Skip the pictures and quote all of the lines exactly.
** BEGIN **
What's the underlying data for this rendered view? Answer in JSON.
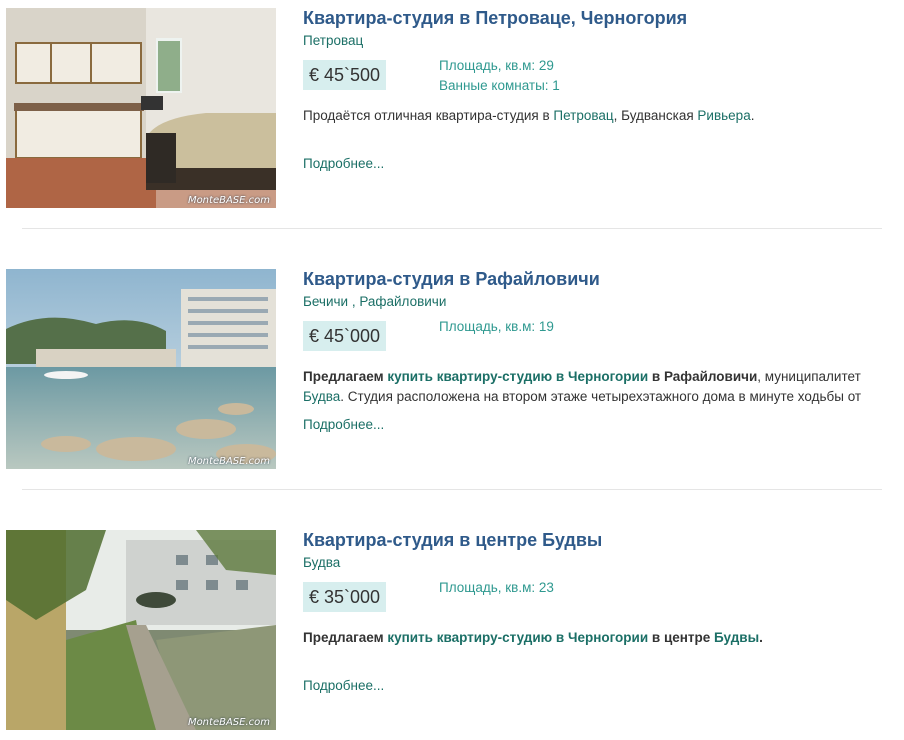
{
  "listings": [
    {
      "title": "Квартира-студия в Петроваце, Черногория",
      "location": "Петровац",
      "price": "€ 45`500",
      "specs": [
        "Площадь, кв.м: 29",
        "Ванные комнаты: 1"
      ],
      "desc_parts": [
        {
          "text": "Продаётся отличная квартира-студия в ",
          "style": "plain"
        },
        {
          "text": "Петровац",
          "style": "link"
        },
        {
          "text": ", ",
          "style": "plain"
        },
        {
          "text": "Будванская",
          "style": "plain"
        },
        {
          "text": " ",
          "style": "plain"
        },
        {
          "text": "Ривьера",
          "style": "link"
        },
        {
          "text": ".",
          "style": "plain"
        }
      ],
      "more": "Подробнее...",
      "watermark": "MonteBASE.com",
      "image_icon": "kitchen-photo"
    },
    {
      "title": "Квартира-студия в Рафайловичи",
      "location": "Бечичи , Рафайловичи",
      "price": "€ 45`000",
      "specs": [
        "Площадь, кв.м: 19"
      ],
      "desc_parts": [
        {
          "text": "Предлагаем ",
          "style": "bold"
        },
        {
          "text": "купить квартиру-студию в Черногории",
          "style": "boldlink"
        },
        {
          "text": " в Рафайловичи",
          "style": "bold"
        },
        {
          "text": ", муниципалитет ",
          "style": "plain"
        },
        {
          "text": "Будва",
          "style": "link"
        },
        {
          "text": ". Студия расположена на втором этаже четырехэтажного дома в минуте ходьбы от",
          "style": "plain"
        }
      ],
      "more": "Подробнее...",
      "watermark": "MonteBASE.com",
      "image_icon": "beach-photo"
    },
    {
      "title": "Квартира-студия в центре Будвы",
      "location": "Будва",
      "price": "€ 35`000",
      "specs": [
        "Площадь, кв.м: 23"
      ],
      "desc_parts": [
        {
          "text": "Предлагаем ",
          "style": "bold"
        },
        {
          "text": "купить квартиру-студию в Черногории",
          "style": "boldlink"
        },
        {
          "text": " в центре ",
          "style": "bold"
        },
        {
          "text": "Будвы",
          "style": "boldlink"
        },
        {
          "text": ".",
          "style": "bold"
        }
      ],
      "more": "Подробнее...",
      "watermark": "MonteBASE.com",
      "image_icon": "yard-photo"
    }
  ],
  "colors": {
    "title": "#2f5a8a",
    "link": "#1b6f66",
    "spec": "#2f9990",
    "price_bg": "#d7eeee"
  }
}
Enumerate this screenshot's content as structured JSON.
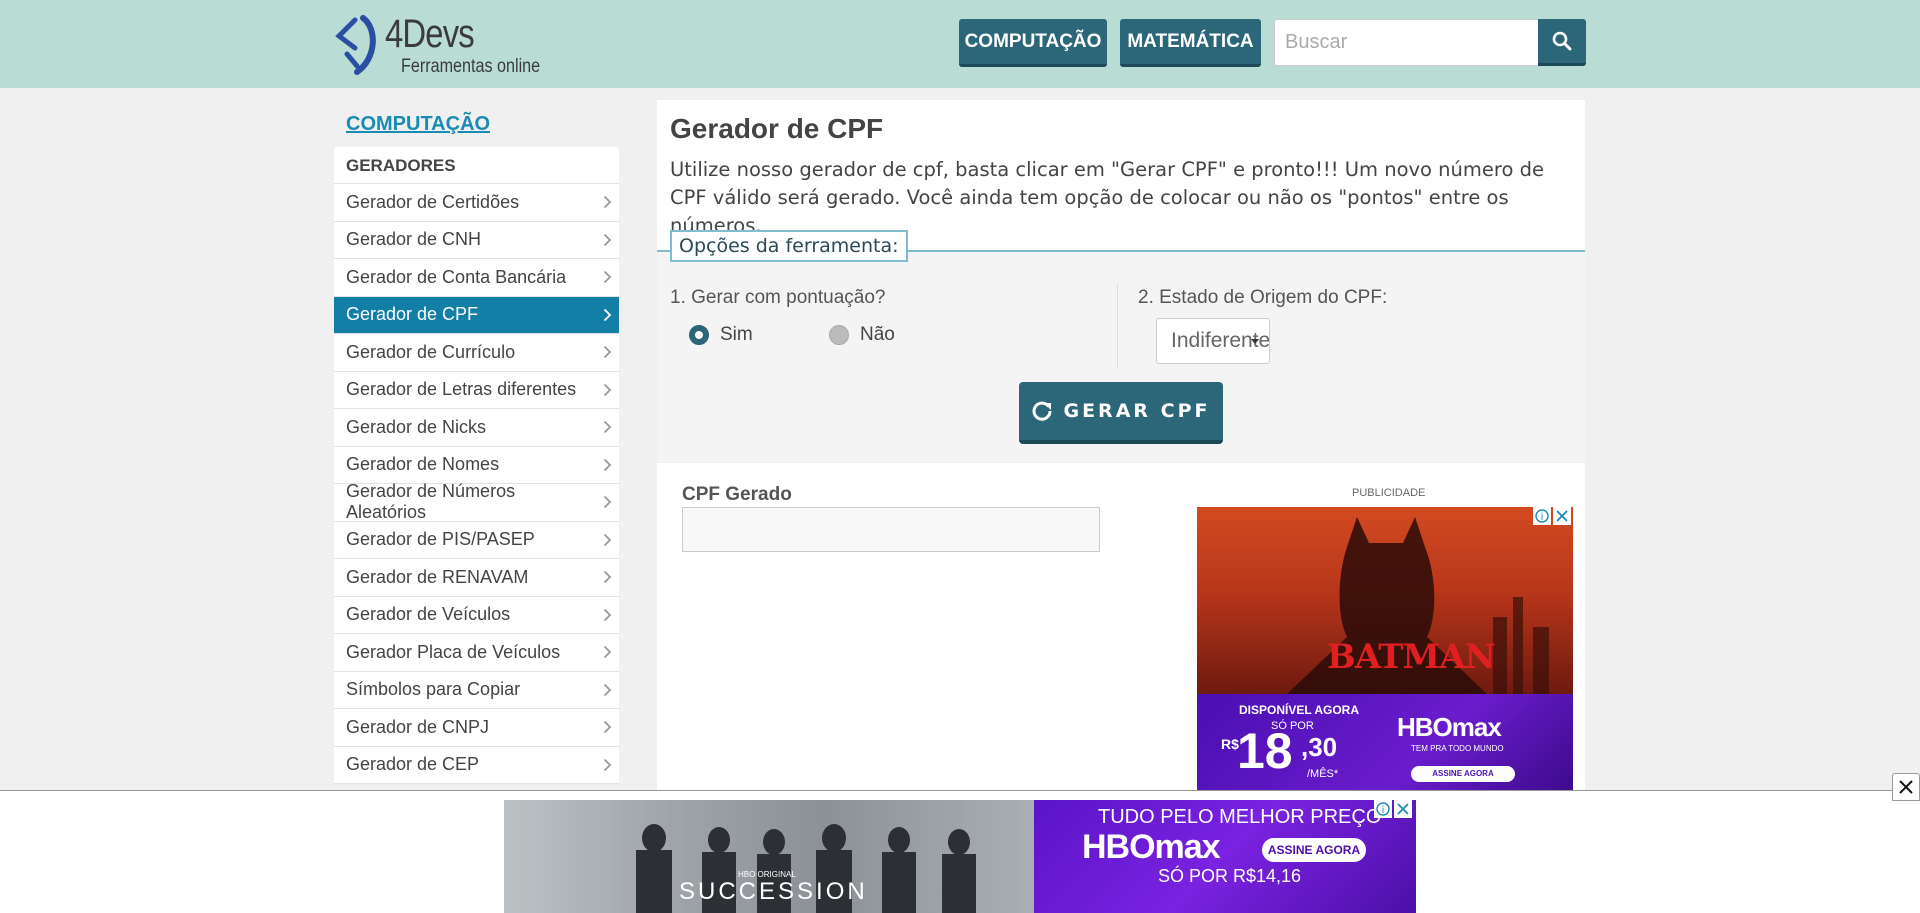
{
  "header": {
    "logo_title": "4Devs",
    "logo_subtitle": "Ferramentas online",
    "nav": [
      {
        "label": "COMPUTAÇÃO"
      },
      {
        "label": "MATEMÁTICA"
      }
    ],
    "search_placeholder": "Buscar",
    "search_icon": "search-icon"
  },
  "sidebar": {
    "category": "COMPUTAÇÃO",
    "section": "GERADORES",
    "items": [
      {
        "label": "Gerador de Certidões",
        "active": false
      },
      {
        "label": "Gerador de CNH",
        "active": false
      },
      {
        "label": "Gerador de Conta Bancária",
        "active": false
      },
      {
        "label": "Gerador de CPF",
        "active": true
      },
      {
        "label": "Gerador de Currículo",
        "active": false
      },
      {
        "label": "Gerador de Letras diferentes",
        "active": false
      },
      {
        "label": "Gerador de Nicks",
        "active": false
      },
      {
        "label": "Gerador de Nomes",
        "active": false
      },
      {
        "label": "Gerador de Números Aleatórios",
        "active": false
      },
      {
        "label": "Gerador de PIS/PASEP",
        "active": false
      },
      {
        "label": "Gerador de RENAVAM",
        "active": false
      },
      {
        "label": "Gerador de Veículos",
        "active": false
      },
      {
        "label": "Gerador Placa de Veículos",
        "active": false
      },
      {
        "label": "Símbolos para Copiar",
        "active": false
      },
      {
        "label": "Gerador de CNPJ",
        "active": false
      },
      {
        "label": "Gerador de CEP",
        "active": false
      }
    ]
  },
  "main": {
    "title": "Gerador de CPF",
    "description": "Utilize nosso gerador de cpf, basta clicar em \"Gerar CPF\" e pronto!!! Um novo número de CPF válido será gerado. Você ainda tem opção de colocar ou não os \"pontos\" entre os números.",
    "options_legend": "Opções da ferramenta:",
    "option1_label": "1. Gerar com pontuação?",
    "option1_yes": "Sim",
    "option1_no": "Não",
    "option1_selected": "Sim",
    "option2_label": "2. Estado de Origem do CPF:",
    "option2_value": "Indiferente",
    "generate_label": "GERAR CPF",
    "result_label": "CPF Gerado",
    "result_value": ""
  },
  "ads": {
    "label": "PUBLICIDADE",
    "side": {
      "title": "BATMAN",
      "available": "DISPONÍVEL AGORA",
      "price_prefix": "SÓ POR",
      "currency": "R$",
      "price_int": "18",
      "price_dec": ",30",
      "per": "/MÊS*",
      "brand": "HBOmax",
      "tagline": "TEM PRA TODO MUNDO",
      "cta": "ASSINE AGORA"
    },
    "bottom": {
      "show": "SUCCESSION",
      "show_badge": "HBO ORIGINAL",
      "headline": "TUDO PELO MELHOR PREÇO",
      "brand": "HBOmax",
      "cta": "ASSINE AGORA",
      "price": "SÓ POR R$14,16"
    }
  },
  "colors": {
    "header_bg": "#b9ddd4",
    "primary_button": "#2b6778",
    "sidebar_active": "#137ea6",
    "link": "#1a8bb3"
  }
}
** END **
**The output:**
What's the underlying data for this rendered view? Answer in JSON.
{
  "listings": [
    {
      "title": "Квартира-студия в Петроваце, Черногория",
      "location": "Петровац",
      "price": "€ 45`500",
      "specs": [
        "Площадь, кв.м: 29",
        "Ванные комнаты: 1"
      ],
      "desc_parts": [
        {
          "text": "Продаётся отличная квартира-студия в ",
          "style": "plain"
        },
        {
          "text": "Петровац",
          "style": "link"
        },
        {
          "text": ", ",
          "style": "plain"
        },
        {
          "text": "Будванская",
          "style": "plain"
        },
        {
          "text": " ",
          "style": "plain"
        },
        {
          "text": "Ривьера",
          "style": "link"
        },
        {
          "text": ".",
          "style": "plain"
        }
      ],
      "more": "Подробнее...",
      "watermark": "MonteBASE.com",
      "image_icon": "kitchen-photo"
    },
    {
      "title": "Квартира-студия в Рафайловичи",
      "location": "Бечичи , Рафайловичи",
      "price": "€ 45`000",
      "specs": [
        "Площадь, кв.м: 19"
      ],
      "desc_parts": [
        {
          "text": "Предлагаем ",
          "style": "bold"
        },
        {
          "text": "купить квартиру-студию в Черногории",
          "style": "boldlink"
        },
        {
          "text": " в Рафайловичи",
          "style": "bold"
        },
        {
          "text": ", муниципалитет ",
          "style": "plain"
        },
        {
          "text": "Будва",
          "style": "link"
        },
        {
          "text": ". Студия расположена на втором этаже четырехэтажного дома в минуте ходьбы от",
          "style": "plain"
        }
      ],
      "more": "Подробнее...",
      "watermark": "MonteBASE.com",
      "image_icon": "beach-photo"
    },
    {
      "title": "Квартира-студия в центре Будвы",
      "location": "Будва",
      "price": "€ 35`000",
      "specs": [
        "Площадь, кв.м: 23"
      ],
      "desc_parts": [
        {
          "text": "Предлагаем ",
          "style": "bold"
        },
        {
          "text": "купить квартиру-студию в Черногории",
          "style": "boldlink"
        },
        {
          "text": " в центре ",
          "style": "bold"
        },
        {
          "text": "Будвы",
          "style": "boldlink"
        },
        {
          "text": ".",
          "style": "bold"
        }
      ],
      "more": "Подробнее...",
      "watermark": "MonteBASE.com",
      "image_icon": "yard-photo"
    }
  ],
  "colors": {
    "title": "#2f5a8a",
    "link": "#1b6f66",
    "spec": "#2f9990",
    "price_bg": "#d7eeee"
  }
}
Enumerate this screenshot's content as structured JSON.
{
  "header": {
    "logo_title": "4Devs",
    "logo_subtitle": "Ferramentas online",
    "nav": [
      {
        "label": "COMPUTAÇÃO"
      },
      {
        "label": "MATEMÁTICA"
      }
    ],
    "search_placeholder": "Buscar",
    "search_icon": "search-icon"
  },
  "sidebar": {
    "category": "COMPUTAÇÃO",
    "section": "GERADORES",
    "items": [
      {
        "label": "Gerador de Certidões",
        "active": false
      },
      {
        "label": "Gerador de CNH",
        "active": false
      },
      {
        "label": "Gerador de Conta Bancária",
        "active": false
      },
      {
        "label": "Gerador de CPF",
        "active": true
      },
      {
        "label": "Gerador de Currículo",
        "active": false
      },
      {
        "label": "Gerador de Letras diferentes",
        "active": false
      },
      {
        "label": "Gerador de Nicks",
        "active": false
      },
      {
        "label": "Gerador de Nomes",
        "active": false
      },
      {
        "label": "Gerador de Números Aleatórios",
        "active": false
      },
      {
        "label": "Gerador de PIS/PASEP",
        "active": false
      },
      {
        "label": "Gerador de RENAVAM",
        "active": false
      },
      {
        "label": "Gerador de Veículos",
        "active": false
      },
      {
        "label": "Gerador Placa de Veículos",
        "active": false
      },
      {
        "label": "Símbolos para Copiar",
        "active": false
      },
      {
        "label": "Gerador de CNPJ",
        "active": false
      },
      {
        "label": "Gerador de CEP",
        "active": false
      }
    ]
  },
  "main": {
    "title": "Gerador de CPF",
    "description": "Utilize nosso gerador de cpf, basta clicar em \"Gerar CPF\" e pronto!!! Um novo número de CPF válido será gerado. Você ainda tem opção de colocar ou não os \"pontos\" entre os números.",
    "options_legend": "Opções da ferramenta:",
    "option1_label": "1. Gerar com pontuação?",
    "option1_yes": "Sim",
    "option1_no": "Não",
    "option1_selected": "Sim",
    "option2_label": "2. Estado de Origem do CPF:",
    "option2_value": "Indiferente",
    "generate_label": "GERAR CPF",
    "result_label": "CPF Gerado",
    "result_value": ""
  },
  "ads": {
    "label": "PUBLICIDADE",
    "side": {
      "title": "BATMAN",
      "available": "DISPONÍVEL AGORA",
      "price_prefix": "SÓ POR",
      "currency": "R$",
      "price_int": "18",
      "price_dec": ",30",
      "per": "/MÊS*",
      "brand": "HBOmax",
      "tagline": "TEM PRA TODO MUNDO",
      "cta": "ASSINE AGORA"
    },
    "bottom": {
      "show": "SUCCESSION",
      "show_badge": "HBO ORIGINAL",
      "headline": "TUDO PELO MELHOR PREÇO",
      "brand": "HBOmax",
      "cta": "ASSINE AGORA",
      "price": "SÓ POR R$14,16"
    }
  },
  "colors": {
    "header_bg": "#b9ddd4",
    "primary_button": "#2b6778",
    "sidebar_active": "#137ea6",
    "link": "#1a8bb3"
  }
}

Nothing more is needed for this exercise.